_Task to complete:_ Reproduce each line that includes the word "file".

_Material supplied:_
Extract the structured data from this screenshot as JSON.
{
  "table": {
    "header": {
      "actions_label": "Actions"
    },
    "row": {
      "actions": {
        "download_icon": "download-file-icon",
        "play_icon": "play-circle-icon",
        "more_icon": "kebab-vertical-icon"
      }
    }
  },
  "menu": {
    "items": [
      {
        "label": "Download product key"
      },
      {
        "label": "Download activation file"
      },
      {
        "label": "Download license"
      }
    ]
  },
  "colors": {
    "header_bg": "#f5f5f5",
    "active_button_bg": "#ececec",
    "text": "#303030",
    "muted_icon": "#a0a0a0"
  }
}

---

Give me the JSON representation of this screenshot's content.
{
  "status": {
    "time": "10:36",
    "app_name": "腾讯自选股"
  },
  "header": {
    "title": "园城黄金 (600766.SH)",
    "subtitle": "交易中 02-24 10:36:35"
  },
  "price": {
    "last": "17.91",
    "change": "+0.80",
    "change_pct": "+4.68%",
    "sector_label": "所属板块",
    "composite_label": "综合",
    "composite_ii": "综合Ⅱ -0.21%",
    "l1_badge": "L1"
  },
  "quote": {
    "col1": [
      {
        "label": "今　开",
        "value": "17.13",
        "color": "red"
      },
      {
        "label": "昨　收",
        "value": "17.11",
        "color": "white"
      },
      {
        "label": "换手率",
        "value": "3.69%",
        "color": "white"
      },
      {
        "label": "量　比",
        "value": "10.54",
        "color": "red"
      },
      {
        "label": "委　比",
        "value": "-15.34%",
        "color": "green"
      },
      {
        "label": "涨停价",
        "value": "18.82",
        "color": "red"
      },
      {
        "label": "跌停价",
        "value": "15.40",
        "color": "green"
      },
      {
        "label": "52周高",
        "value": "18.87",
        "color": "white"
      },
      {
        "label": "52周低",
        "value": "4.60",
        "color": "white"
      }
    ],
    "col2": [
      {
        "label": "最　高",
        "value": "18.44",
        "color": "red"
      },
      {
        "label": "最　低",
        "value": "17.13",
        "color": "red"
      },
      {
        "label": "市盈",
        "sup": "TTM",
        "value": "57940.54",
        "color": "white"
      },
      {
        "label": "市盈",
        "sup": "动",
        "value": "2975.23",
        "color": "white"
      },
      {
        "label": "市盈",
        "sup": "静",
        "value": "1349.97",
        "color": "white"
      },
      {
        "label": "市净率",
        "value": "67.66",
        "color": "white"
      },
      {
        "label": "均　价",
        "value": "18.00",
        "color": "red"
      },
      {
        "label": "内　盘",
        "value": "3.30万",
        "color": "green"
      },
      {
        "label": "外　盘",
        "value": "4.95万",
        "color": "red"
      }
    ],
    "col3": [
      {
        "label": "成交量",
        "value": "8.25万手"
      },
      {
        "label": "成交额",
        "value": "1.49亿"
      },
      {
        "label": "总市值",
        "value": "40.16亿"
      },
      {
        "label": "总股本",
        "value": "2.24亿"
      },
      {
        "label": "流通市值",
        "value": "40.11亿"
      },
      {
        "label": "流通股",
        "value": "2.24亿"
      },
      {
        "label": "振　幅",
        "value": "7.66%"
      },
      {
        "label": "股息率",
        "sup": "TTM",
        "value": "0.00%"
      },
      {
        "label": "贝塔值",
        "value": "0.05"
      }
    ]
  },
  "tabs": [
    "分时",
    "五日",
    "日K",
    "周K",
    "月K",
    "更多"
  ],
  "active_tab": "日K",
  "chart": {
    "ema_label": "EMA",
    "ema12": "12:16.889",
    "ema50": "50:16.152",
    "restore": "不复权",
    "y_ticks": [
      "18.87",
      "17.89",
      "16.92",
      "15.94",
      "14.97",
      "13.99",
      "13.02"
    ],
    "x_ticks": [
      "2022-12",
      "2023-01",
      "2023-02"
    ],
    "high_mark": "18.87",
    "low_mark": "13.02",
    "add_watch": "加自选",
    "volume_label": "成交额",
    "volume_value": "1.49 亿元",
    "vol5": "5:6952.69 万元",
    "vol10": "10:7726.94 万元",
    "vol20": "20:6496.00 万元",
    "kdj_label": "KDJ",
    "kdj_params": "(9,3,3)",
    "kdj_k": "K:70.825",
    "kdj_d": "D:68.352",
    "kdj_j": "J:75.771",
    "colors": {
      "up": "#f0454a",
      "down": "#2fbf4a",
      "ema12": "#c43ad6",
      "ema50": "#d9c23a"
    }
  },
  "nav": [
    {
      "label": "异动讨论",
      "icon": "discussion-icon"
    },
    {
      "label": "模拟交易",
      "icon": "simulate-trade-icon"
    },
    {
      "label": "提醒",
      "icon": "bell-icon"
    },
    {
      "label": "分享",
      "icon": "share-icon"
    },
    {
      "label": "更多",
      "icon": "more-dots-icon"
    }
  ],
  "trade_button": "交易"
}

---

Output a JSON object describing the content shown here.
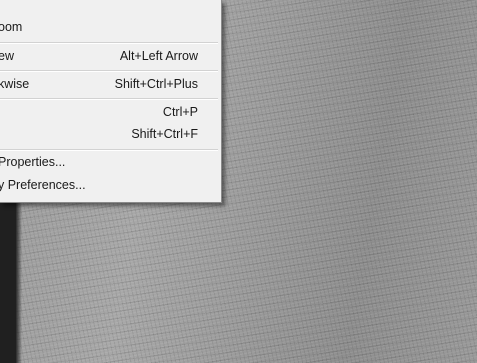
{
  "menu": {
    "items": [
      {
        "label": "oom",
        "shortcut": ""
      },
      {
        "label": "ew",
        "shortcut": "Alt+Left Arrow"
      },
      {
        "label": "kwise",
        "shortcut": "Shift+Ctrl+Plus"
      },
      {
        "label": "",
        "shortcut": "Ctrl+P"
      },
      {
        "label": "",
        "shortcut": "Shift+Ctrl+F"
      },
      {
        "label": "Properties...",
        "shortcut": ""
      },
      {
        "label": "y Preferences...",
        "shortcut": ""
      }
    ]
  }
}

_Problem solution:_
        "download_icon": "download-file-icon",
        "label": "Download activation file"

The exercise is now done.